**THE TASK**
Identify and copy all lines of the material where the string "JSON" is found.

**GIVEN INFORMATION**
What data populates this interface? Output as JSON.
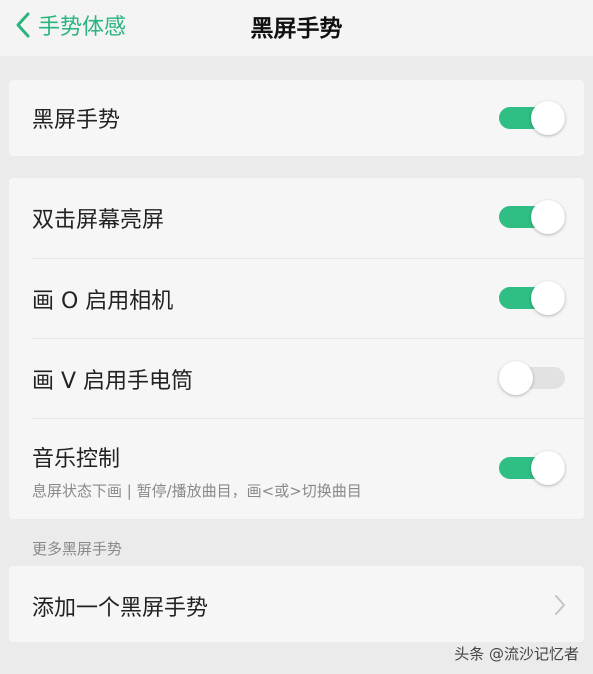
{
  "header": {
    "back_label": "手势体感",
    "title": "黑屏手势"
  },
  "main_switch": {
    "label": "黑屏手势",
    "on": true
  },
  "gestures": [
    {
      "label": "双击屏幕亮屏",
      "on": true
    },
    {
      "label": "画 O 启用相机",
      "on": true
    },
    {
      "label": "画 V 启用手电筒",
      "on": false
    },
    {
      "label": "音乐控制",
      "subtitle": "息屏状态下画 | 暂停/播放曲目，画<或>切换曲目",
      "on": true
    }
  ],
  "more_section": {
    "title": "更多黑屏手势",
    "add_label": "添加一个黑屏手势"
  },
  "watermark": "头条 @流沙记忆者",
  "colors": {
    "accent": "#2ab57d",
    "toggle_on": "#2fbf84",
    "toggle_off": "#e2e2e2"
  }
}
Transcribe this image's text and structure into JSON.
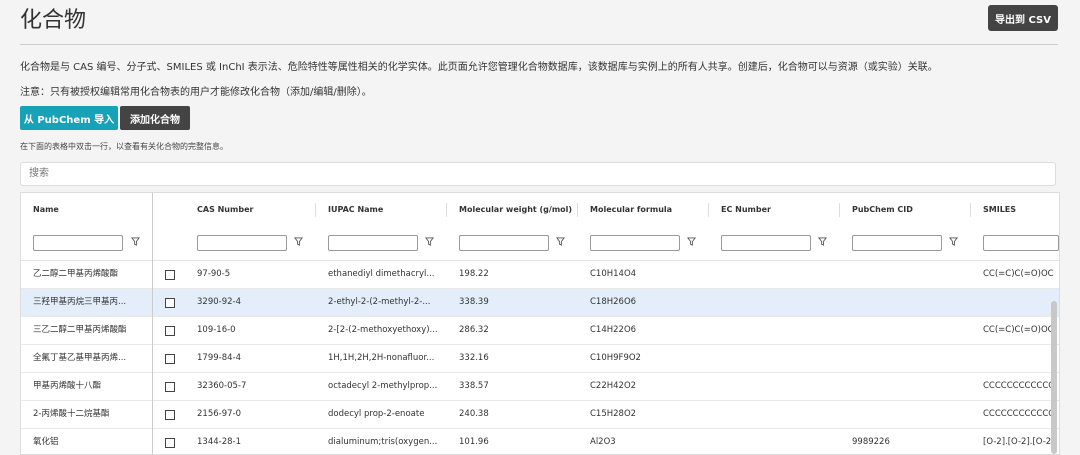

**FULL OUTPUT**
What data populates this interface? Output as JSON.
Transcribe this image's text and structure into JSON.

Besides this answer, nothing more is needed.